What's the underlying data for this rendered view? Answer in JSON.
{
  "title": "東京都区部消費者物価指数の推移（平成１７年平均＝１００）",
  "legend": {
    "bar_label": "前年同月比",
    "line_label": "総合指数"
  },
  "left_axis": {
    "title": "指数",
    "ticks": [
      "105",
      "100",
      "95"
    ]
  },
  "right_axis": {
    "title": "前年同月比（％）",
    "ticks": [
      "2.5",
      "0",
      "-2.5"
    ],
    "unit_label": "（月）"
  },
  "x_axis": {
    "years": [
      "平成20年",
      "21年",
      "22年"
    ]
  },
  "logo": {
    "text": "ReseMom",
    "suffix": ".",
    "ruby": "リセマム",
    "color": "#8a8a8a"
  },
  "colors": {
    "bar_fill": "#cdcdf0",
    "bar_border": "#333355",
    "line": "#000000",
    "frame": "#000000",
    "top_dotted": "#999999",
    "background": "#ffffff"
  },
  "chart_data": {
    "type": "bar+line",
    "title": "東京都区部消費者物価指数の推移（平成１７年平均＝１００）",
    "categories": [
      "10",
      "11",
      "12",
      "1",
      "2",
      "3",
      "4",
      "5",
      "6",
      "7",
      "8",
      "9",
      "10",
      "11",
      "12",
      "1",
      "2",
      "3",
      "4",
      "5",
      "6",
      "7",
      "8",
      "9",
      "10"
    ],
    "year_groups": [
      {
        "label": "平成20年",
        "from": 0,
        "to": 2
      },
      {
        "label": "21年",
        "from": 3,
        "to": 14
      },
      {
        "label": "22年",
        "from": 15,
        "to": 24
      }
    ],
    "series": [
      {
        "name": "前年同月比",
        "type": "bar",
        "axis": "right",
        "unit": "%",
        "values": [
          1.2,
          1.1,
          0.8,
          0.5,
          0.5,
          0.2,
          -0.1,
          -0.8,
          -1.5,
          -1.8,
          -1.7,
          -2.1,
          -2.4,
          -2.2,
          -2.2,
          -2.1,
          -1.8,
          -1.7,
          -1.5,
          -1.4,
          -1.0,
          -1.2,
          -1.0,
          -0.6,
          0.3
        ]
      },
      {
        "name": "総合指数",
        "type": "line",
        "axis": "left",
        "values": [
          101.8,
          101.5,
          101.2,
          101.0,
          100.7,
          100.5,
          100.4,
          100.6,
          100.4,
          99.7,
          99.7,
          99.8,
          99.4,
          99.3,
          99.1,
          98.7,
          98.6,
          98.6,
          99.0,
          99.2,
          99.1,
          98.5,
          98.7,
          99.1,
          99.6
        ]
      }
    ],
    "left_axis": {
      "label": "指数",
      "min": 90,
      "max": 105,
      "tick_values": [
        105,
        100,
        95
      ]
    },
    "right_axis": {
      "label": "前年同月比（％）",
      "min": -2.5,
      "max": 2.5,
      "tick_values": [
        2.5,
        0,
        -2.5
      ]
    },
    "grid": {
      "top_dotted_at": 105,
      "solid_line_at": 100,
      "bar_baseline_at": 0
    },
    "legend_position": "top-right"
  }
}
————————
## WHAT YOU HAVE TO DO
In this exercise, repeat all entries exactly.

## SOLUTION TO THIS PROBLEM
What's the underlying data for this rendered view? Answer in JSON.
{
  "title": "東京都区部消費者物価指数の推移（平成１７年平均＝１００）",
  "legend": {
    "bar_label": "前年同月比",
    "line_label": "総合指数"
  },
  "left_axis": {
    "title": "指数",
    "ticks": [
      "105",
      "100",
      "95"
    ]
  },
  "right_axis": {
    "title": "前年同月比（％）",
    "ticks": [
      "2.5",
      "0",
      "-2.5"
    ],
    "unit_label": "（月）"
  },
  "x_axis": {
    "years": [
      "平成20年",
      "21年",
      "22年"
    ]
  },
  "logo": {
    "text": "ReseMom",
    "suffix": ".",
    "ruby": "リセマム",
    "color": "#8a8a8a"
  },
  "colors": {
    "bar_fill": "#cdcdf0",
    "bar_border": "#333355",
    "line": "#000000",
    "frame": "#000000",
    "top_dotted": "#999999",
    "background": "#ffffff"
  },
  "chart_data": {
    "type": "bar+line",
    "title": "東京都区部消費者物価指数の推移（平成１７年平均＝１００）",
    "categories": [
      "10",
      "11",
      "12",
      "1",
      "2",
      "3",
      "4",
      "5",
      "6",
      "7",
      "8",
      "9",
      "10",
      "11",
      "12",
      "1",
      "2",
      "3",
      "4",
      "5",
      "6",
      "7",
      "8",
      "9",
      "10"
    ],
    "year_groups": [
      {
        "label": "平成20年",
        "from": 0,
        "to": 2
      },
      {
        "label": "21年",
        "from": 3,
        "to": 14
      },
      {
        "label": "22年",
        "from": 15,
        "to": 24
      }
    ],
    "series": [
      {
        "name": "前年同月比",
        "type": "bar",
        "axis": "right",
        "unit": "%",
        "values": [
          1.2,
          1.1,
          0.8,
          0.5,
          0.5,
          0.2,
          -0.1,
          -0.8,
          -1.5,
          -1.8,
          -1.7,
          -2.1,
          -2.4,
          -2.2,
          -2.2,
          -2.1,
          -1.8,
          -1.7,
          -1.5,
          -1.4,
          -1.0,
          -1.2,
          -1.0,
          -0.6,
          0.3
        ]
      },
      {
        "name": "総合指数",
        "type": "line",
        "axis": "left",
        "values": [
          101.8,
          101.5,
          101.2,
          101.0,
          100.7,
          100.5,
          100.4,
          100.6,
          100.4,
          99.7,
          99.7,
          99.8,
          99.4,
          99.3,
          99.1,
          98.7,
          98.6,
          98.6,
          99.0,
          99.2,
          99.1,
          98.5,
          98.7,
          99.1,
          99.6
        ]
      }
    ],
    "left_axis": {
      "label": "指数",
      "min": 90,
      "max": 105,
      "tick_values": [
        105,
        100,
        95
      ]
    },
    "right_axis": {
      "label": "前年同月比（％）",
      "min": -2.5,
      "max": 2.5,
      "tick_values": [
        2.5,
        0,
        -2.5
      ]
    },
    "grid": {
      "top_dotted_at": 105,
      "solid_line_at": 100,
      "bar_baseline_at": 0
    },
    "legend_position": "top-right"
  }
}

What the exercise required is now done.